Written task
Go through the lines below. Copy those with "pezzi".

##### Records shown

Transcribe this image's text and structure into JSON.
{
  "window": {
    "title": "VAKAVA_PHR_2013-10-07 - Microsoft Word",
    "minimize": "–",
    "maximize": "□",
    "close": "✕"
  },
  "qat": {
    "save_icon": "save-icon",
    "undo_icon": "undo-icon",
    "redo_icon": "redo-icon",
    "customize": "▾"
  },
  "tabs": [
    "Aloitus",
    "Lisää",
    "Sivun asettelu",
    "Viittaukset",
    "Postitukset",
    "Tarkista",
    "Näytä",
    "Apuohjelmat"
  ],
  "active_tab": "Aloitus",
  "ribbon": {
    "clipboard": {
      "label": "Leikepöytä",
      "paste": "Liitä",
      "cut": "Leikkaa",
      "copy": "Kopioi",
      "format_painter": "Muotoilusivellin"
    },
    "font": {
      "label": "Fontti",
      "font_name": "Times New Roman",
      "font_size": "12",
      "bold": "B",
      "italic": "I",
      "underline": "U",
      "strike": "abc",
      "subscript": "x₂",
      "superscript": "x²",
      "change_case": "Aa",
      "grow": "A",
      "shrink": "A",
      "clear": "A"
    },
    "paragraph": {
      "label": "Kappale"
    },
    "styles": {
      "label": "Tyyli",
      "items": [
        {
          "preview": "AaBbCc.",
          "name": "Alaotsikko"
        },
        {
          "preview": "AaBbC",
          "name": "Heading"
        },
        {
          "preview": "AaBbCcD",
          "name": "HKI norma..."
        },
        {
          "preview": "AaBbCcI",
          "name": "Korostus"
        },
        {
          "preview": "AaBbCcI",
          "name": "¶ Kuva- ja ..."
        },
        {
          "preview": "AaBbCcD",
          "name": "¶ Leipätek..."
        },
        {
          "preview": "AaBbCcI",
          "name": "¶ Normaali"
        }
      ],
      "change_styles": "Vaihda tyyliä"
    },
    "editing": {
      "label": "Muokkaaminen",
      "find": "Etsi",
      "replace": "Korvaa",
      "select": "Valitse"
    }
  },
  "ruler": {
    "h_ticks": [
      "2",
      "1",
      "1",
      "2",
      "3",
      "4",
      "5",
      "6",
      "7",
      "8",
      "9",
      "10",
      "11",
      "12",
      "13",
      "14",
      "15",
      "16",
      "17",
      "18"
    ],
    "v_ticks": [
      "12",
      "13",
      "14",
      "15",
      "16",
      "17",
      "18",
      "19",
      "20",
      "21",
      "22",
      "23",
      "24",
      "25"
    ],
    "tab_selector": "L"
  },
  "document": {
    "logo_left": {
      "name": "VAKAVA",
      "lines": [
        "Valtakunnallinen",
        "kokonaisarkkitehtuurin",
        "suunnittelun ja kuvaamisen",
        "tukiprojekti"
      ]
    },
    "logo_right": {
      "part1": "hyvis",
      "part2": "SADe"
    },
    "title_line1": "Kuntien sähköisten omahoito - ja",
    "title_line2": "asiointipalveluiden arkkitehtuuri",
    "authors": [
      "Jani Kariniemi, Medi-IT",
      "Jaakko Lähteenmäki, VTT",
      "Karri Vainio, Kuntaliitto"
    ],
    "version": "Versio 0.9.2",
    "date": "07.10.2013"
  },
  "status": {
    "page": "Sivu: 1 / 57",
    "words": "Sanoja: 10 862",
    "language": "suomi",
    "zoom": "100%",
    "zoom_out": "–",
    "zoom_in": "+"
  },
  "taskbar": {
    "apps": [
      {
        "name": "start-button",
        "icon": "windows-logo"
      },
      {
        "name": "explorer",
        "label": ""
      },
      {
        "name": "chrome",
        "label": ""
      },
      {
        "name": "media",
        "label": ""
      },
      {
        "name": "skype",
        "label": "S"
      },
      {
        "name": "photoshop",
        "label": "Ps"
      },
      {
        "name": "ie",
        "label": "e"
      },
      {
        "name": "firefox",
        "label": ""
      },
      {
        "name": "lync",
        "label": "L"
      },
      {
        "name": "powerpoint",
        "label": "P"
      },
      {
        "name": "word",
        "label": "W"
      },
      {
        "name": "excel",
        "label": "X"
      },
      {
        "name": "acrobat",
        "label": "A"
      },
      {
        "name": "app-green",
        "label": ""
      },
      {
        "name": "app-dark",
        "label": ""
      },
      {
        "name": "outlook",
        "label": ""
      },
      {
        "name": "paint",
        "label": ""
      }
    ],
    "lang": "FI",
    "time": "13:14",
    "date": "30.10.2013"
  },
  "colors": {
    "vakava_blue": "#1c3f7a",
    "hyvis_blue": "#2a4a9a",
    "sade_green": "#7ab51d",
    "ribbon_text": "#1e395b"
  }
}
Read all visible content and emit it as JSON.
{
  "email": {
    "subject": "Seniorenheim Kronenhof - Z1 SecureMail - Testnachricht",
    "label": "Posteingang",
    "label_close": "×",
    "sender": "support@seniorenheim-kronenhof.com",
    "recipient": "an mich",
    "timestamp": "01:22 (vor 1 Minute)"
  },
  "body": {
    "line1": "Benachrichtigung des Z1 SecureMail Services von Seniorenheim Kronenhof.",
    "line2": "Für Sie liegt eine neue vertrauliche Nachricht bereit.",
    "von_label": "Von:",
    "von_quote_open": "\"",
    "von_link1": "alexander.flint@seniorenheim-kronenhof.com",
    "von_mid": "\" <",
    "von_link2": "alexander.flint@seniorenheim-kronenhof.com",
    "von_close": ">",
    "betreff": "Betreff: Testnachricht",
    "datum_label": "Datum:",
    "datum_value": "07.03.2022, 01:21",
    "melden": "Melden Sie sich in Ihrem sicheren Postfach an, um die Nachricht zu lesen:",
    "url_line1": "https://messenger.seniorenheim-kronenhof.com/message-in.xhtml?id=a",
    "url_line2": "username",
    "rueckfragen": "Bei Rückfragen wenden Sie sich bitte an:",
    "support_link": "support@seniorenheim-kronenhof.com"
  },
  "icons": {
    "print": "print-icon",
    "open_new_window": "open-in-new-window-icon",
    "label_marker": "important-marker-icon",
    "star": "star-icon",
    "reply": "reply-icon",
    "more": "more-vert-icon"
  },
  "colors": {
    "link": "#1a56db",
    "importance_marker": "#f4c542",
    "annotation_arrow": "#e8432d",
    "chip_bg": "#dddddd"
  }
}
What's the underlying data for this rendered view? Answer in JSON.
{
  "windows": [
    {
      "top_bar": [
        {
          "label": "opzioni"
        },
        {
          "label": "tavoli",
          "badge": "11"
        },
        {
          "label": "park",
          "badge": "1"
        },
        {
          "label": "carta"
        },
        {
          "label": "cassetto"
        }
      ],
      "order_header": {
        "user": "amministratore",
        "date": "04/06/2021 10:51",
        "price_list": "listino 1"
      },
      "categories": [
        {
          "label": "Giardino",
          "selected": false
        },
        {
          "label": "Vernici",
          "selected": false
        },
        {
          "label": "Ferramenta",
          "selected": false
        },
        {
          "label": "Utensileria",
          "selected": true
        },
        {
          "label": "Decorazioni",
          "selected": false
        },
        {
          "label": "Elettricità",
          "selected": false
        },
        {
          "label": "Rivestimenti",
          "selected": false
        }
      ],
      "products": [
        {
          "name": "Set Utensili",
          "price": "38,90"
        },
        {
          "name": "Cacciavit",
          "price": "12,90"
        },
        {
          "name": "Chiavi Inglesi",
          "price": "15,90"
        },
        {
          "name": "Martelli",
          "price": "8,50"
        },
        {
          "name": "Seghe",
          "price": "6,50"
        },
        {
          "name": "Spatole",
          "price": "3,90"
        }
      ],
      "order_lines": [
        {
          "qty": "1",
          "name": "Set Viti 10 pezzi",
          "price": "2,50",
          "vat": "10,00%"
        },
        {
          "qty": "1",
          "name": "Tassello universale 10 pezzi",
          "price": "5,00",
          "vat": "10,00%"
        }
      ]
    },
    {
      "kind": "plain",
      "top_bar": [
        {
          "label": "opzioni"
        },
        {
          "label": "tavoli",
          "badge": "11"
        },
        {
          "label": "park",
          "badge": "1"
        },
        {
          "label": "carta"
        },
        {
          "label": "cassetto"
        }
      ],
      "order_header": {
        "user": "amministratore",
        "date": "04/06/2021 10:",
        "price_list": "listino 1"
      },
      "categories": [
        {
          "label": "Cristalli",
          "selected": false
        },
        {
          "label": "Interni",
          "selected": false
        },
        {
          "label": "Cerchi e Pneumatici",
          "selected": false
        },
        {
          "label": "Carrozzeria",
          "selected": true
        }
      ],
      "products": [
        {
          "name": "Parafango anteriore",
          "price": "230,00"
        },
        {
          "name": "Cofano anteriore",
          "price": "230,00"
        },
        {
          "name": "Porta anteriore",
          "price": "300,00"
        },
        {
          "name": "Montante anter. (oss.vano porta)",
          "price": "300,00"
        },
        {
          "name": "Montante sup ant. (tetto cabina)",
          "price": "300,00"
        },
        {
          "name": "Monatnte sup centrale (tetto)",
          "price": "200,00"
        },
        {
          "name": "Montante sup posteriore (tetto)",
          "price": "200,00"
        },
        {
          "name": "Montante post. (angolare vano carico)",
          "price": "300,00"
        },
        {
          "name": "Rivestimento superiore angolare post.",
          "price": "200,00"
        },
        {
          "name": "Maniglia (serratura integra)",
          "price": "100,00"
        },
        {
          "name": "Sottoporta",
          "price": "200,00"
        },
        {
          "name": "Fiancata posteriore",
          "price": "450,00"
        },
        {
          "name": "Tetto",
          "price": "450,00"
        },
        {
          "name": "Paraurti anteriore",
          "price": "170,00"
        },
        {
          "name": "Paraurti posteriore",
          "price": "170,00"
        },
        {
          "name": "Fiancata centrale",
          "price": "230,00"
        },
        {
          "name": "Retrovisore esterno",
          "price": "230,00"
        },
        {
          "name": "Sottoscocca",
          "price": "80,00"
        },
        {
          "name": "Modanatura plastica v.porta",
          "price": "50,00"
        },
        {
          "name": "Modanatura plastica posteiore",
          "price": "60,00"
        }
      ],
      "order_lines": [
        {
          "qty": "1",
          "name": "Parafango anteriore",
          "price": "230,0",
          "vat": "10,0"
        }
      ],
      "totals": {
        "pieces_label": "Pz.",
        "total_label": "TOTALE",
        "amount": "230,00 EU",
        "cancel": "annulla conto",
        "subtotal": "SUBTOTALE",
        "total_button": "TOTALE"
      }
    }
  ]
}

##########

Answer for the task
          "name": "Set Viti 10 pezzi",
          "name": "Tassello universale 10 pezzi",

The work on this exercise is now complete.